» EXERCISE:
Present every line of the listing below as a numbered list, leaving out any blank lines.
[start INFORMATION PROVIDED]
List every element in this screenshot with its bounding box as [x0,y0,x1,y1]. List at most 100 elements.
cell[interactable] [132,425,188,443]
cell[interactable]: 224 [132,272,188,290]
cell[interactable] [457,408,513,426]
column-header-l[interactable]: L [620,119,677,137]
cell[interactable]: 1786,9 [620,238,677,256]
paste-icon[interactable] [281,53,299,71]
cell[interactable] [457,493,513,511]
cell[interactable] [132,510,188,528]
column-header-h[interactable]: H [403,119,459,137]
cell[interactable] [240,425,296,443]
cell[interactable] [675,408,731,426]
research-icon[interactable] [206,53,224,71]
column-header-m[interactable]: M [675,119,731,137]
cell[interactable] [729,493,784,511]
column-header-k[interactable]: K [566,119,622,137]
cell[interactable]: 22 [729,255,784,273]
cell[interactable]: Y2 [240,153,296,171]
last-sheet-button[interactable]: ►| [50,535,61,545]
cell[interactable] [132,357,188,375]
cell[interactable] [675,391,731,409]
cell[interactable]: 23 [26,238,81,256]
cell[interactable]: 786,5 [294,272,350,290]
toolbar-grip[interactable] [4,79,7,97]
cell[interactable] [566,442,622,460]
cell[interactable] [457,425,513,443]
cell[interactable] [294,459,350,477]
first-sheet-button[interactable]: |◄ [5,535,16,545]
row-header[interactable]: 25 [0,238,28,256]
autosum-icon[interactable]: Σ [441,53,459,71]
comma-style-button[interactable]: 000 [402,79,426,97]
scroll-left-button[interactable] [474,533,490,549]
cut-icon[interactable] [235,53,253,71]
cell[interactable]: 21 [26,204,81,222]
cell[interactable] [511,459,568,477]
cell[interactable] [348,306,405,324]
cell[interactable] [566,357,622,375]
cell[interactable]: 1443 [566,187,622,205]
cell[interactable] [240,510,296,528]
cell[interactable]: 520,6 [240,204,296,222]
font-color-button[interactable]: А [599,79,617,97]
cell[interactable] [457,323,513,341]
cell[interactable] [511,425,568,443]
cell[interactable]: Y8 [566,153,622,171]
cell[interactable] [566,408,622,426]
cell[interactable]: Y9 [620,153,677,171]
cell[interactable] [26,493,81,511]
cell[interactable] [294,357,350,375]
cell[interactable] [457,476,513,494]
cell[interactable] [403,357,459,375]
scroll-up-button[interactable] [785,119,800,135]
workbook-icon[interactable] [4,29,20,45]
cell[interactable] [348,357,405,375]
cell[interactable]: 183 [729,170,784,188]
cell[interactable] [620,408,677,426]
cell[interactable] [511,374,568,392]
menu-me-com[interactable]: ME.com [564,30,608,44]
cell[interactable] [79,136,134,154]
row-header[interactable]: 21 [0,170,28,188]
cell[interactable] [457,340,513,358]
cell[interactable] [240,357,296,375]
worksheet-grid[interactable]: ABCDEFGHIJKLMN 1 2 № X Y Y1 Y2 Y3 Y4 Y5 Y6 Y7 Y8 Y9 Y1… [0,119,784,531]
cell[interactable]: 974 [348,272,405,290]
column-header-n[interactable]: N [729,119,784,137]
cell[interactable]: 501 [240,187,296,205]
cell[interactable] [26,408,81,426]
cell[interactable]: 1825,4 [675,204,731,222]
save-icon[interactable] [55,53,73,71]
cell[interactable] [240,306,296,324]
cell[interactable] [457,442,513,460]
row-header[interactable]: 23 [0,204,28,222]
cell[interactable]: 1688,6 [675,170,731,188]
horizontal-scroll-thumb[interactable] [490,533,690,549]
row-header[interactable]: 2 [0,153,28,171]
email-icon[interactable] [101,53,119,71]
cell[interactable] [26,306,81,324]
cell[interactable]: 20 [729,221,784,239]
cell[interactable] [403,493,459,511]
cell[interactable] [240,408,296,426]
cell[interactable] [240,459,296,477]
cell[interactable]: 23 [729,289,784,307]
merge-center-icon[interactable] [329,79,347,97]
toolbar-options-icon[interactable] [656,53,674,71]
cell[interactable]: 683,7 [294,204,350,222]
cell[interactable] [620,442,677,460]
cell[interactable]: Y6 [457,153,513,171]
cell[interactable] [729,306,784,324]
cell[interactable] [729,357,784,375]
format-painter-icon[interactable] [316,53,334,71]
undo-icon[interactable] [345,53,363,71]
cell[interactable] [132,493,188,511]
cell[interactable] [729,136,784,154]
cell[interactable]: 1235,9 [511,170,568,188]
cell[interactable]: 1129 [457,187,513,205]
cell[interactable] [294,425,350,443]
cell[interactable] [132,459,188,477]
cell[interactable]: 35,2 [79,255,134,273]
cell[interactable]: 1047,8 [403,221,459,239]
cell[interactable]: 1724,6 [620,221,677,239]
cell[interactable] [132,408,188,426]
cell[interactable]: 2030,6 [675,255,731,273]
[end INFORMATION PROVIDED]
» FINAL ANSWER:
1. List every element in this screenshot with its bounding box as [x0,y0,x1,y1]. List at most 100 elements.
2. cell[interactable] [132,425,188,443]
3. cell[interactable]: 224 [132,272,188,290]
4. cell[interactable] [457,408,513,426]
5. column-header-l[interactable]: L [620,119,677,137]
6. cell[interactable]: 1786,9 [620,238,677,256]
7. paste-icon[interactable] [281,53,299,71]
8. cell[interactable] [457,493,513,511]
9. cell[interactable] [132,510,188,528]
10. column-header-h[interactable]: H [403,119,459,137]
11. cell[interactable] [240,425,296,443]
12. cell[interactable] [675,408,731,426]
13. research-icon[interactable] [206,53,224,71]
14. column-header-m[interactable]: M [675,119,731,137]
15. cell[interactable] [729,493,784,511]
16. column-header-k[interactable]: K [566,119,622,137]
17. cell[interactable]: 22 [729,255,784,273]
18. cell[interactable]: Y2 [240,153,296,171]
19. last-sheet-button[interactable]: ►| [50,535,61,545]
20. cell[interactable] [132,357,188,375]
21. cell[interactable] [675,391,731,409]
22. cell[interactable]: 23 [26,238,81,256]
23. cell[interactable]: 786,5 [294,272,350,290]
24. toolbar-grip[interactable] [4,79,7,97]
25. cell[interactable] [566,442,622,460]
26. cell[interactable] [457,425,513,443]
27. cell[interactable] [294,459,350,477]
28. first-sheet-button[interactable]: |◄ [5,535,16,545]
29. row-header[interactable]: 25 [0,238,28,256]
30. autosum-icon[interactable]: Σ [441,53,459,71]
31. comma-style-button[interactable]: 000 [402,79,426,97]
32. scroll-left-button[interactable] [474,533,490,549]
33. cut-icon[interactable] [235,53,253,71]
34. cell[interactable]: 21 [26,204,81,222]
35. cell[interactable] [511,459,568,477]
36. cell[interactable] [348,306,405,324]
37. cell[interactable] [566,357,622,375]
38. cell[interactable]: 1443 [566,187,622,205]
39. cell[interactable] [240,510,296,528]
40. cell[interactable]: 520,6 [240,204,296,222]
41. font-color-button[interactable]: А [599,79,617,97]
42. cell[interactable] [457,323,513,341]
43. cell[interactable] [511,425,568,443]
44. cell[interactable]: Y8 [566,153,622,171]
45. cell[interactable] [566,408,622,426]
46. cell[interactable]: Y9 [620,153,677,171]
47. cell[interactable] [26,493,81,511]
48. cell[interactable] [294,357,350,375]
49. cell[interactable] [457,476,513,494]
50. cell[interactable] [403,357,459,375]
51. scroll-up-button[interactable] [785,119,800,135]
52. workbook-icon[interactable] [4,29,20,45]
53. cell[interactable] [348,357,405,375]
54. cell[interactable]: 183 [729,170,784,188]
55. cell[interactable] [620,408,677,426]
56. cell[interactable] [511,374,568,392]
57. menu-me-com[interactable]: ME.com [564,30,608,44]
58. cell[interactable] [79,136,134,154]
59. row-header[interactable]: 21 [0,170,28,188]
60. cell[interactable] [457,340,513,358]
61. cell[interactable] [240,357,296,375]
62. worksheet-grid[interactable]: ABCDEFGHIJKLMN 1 2 № X Y Y1 Y2 Y3 Y4 Y5 Y6 Y7 Y8 Y9 Y1… [0,119,784,531]
63. cell[interactable]: 974 [348,272,405,290]
64. column-header-n[interactable]: N [729,119,784,137]
65. cell[interactable]: 501 [240,187,296,205]
66. cell[interactable] [26,408,81,426]
67. cell[interactable]: 1825,4 [675,204,731,222]
68. save-icon[interactable] [55,53,73,71]
69. cell[interactable] [240,306,296,324]
70. cell[interactable] [457,442,513,460]
71. row-header[interactable]: 23 [0,204,28,222]
72. cell[interactable]: 1688,6 [675,170,731,188]
73. horizontal-scroll-thumb[interactable] [490,533,690,549]
74. row-header[interactable]: 2 [0,153,28,171]
75. email-icon[interactable] [101,53,119,71]
76. cell[interactable] [26,306,81,324]
77. cell[interactable]: 20 [729,221,784,239]
78. cell[interactable] [403,493,459,511]
79. cell[interactable] [240,408,296,426]
80. cell[interactable] [240,459,296,477]
81. cell[interactable]: 23 [729,289,784,307]
82. merge-center-icon[interactable] [329,79,347,97]
83. toolbar-options-icon[interactable] [656,53,674,71]
84. cell[interactable]: 683,7 [294,204,350,222]
85. cell[interactable] [620,442,677,460]
86. cell[interactable]: Y6 [457,153,513,171]
87. cell[interactable] [729,306,784,324]
88. cell[interactable] [729,357,784,375]
89. format-painter-icon[interactable] [316,53,334,71]
90. undo-icon[interactable] [345,53,363,71]
91. cell[interactable] [132,493,188,511]
92. cell[interactable] [729,136,784,154]
93. cell[interactable]: 1235,9 [511,170,568,188]
94. cell[interactable]: 1129 [457,187,513,205]
95. cell[interactable] [294,425,350,443]
96. cell[interactable] [132,459,188,477]
97. cell[interactable]: 35,2 [79,255,134,273]
98. cell[interactable]: 1047,8 [403,221,459,239]
99. cell[interactable]: 1724,6 [620,221,677,239]
100. cell[interactable] [132,408,188,426]
101. cell[interactable]: 2030,6 [675,255,731,273]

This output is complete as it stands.